● Items from a data source

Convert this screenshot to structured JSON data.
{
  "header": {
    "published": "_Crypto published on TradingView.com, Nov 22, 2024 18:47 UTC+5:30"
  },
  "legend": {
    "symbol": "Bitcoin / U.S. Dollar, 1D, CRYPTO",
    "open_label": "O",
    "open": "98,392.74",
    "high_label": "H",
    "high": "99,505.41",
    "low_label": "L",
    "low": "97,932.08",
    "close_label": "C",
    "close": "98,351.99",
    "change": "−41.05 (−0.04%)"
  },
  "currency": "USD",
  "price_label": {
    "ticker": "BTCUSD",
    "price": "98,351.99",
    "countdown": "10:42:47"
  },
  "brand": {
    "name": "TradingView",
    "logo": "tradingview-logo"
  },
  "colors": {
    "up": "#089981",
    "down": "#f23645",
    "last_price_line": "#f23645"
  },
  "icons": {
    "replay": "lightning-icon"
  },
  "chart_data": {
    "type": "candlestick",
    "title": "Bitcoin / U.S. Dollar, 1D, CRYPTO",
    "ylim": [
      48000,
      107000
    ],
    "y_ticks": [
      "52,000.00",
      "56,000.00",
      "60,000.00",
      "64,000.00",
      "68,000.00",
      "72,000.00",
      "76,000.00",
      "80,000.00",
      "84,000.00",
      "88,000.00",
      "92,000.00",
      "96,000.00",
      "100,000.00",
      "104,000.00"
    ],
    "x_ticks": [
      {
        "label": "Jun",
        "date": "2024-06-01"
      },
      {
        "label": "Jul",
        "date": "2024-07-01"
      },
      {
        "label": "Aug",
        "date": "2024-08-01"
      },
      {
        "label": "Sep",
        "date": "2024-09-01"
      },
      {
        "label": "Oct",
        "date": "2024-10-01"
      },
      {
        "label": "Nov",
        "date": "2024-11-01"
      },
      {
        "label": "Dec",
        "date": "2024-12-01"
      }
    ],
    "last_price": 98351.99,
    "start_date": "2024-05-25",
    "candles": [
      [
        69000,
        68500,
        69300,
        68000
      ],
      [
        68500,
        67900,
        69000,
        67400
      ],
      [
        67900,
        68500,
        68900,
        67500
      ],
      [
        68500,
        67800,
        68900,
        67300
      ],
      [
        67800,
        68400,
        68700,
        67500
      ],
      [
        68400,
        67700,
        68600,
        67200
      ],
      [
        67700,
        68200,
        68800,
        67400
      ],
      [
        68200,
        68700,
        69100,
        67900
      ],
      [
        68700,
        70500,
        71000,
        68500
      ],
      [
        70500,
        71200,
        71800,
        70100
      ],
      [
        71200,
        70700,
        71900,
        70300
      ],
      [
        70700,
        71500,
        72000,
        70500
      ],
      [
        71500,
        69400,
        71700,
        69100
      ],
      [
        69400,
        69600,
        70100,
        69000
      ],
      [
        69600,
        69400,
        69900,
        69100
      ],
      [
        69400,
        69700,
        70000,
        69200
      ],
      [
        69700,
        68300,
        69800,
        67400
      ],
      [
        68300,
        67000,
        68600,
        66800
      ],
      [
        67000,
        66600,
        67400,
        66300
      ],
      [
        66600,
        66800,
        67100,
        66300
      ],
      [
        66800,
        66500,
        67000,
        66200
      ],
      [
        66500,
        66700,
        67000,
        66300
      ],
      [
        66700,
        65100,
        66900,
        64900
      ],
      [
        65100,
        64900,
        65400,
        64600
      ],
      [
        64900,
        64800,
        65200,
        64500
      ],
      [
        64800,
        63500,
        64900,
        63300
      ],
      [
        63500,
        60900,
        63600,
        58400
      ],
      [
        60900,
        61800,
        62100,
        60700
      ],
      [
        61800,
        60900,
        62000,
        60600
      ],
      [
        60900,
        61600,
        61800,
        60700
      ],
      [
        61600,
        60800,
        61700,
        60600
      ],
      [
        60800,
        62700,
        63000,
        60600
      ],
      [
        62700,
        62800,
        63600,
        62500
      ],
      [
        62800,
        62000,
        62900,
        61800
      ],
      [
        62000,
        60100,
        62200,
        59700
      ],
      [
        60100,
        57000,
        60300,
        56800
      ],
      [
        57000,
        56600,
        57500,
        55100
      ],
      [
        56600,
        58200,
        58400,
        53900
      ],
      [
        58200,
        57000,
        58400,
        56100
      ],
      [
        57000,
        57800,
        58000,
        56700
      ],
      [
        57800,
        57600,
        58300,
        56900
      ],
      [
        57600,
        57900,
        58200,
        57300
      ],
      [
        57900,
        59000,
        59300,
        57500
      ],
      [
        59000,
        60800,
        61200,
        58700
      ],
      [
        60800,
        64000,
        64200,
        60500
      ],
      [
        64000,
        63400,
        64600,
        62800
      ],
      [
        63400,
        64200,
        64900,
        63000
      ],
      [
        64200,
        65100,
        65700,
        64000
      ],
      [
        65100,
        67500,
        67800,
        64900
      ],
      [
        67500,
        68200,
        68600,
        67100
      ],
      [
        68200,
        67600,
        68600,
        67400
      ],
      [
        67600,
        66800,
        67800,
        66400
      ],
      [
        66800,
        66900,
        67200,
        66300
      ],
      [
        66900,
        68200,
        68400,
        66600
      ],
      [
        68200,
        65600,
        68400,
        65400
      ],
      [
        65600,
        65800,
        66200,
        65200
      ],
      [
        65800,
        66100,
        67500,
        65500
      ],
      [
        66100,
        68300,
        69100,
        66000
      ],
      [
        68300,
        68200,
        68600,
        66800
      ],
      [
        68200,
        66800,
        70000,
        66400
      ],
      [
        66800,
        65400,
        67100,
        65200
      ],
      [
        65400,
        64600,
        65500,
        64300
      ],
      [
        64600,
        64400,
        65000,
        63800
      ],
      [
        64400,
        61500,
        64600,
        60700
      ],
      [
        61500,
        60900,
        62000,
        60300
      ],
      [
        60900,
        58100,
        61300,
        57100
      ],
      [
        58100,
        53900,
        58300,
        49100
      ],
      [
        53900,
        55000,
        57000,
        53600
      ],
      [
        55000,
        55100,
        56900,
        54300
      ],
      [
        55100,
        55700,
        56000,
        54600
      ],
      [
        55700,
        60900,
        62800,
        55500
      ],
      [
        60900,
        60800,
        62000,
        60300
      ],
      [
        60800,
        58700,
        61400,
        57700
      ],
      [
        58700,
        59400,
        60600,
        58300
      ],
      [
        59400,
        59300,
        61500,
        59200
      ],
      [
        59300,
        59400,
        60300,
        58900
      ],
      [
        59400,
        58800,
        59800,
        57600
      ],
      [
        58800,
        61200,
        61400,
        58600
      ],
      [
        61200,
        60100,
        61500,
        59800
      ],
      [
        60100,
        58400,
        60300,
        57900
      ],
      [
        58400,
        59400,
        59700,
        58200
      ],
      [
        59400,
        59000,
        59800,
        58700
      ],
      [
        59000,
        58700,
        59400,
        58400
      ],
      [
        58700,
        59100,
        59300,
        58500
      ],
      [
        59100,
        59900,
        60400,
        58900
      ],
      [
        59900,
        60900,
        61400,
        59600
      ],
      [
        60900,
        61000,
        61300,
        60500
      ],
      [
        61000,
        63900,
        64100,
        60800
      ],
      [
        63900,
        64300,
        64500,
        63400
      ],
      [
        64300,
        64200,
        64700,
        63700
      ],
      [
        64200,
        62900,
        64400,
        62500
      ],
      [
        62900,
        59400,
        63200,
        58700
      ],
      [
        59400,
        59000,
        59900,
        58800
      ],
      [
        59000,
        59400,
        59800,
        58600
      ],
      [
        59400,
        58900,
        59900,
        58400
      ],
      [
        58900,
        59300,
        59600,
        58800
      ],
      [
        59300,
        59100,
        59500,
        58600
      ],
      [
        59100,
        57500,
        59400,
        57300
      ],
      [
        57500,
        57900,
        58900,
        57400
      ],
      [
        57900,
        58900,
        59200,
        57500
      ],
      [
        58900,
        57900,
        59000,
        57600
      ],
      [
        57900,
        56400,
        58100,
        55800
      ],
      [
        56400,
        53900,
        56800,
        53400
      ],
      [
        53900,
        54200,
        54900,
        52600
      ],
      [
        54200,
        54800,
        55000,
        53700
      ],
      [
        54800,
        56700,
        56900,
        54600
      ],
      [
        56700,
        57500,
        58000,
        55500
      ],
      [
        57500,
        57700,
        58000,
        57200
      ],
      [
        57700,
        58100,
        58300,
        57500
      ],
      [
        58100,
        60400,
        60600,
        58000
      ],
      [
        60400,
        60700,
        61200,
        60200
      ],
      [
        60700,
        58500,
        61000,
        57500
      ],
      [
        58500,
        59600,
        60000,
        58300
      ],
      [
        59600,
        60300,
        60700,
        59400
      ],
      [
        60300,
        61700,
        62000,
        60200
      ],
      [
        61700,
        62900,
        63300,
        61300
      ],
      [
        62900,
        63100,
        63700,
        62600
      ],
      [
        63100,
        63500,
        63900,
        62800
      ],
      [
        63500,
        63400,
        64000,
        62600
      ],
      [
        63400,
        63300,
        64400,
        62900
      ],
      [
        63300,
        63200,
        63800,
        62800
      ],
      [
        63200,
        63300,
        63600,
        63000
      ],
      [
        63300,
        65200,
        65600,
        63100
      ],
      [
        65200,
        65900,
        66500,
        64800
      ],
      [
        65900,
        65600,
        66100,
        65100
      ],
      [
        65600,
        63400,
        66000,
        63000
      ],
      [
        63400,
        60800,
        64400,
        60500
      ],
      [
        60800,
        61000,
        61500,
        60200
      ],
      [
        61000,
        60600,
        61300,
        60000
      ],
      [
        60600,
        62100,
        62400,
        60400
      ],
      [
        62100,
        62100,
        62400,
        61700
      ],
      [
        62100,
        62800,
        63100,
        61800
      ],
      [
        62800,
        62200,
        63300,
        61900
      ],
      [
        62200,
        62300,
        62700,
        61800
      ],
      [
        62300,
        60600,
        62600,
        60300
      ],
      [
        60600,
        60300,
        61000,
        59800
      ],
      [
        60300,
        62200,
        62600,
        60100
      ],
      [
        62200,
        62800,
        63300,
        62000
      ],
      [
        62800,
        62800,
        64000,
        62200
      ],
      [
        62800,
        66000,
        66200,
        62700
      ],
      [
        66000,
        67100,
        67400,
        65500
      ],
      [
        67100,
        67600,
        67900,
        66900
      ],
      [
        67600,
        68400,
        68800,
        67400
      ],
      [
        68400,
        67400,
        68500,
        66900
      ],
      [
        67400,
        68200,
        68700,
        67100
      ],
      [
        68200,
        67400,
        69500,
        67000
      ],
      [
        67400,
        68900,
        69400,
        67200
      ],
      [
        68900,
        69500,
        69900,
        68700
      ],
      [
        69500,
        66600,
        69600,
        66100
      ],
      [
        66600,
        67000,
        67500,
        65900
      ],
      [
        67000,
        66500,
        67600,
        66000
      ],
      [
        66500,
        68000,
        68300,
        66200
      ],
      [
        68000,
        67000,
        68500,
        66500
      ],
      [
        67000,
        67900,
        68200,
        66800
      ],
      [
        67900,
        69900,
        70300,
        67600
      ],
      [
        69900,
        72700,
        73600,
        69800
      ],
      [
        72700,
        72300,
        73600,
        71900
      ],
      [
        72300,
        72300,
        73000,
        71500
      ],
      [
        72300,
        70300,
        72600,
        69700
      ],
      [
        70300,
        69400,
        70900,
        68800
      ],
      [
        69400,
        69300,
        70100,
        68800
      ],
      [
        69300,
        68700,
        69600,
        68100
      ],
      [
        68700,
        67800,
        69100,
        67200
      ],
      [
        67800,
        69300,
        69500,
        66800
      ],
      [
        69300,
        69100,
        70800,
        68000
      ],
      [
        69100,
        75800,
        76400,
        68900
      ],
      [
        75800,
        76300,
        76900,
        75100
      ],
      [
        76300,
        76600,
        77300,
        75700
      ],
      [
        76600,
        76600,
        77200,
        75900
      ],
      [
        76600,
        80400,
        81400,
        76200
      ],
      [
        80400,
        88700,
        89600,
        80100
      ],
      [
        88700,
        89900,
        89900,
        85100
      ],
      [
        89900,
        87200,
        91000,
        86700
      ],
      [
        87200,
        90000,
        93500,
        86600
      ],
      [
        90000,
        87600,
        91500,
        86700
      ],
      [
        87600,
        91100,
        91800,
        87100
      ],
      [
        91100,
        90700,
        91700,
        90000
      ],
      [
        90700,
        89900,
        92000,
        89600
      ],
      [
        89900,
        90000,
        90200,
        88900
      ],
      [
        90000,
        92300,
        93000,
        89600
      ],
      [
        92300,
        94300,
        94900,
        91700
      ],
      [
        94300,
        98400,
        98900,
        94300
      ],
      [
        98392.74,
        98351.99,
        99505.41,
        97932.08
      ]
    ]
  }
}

● TASK REQUIREMENTS
Read through the data and copy every line where "Dollar" shows up.

● SOLUTION TO THE EXERCISE
    "symbol": "Bitcoin / U.S. Dollar, 1D, CRYPTO",
    "title": "Bitcoin / U.S. Dollar, 1D, CRYPTO",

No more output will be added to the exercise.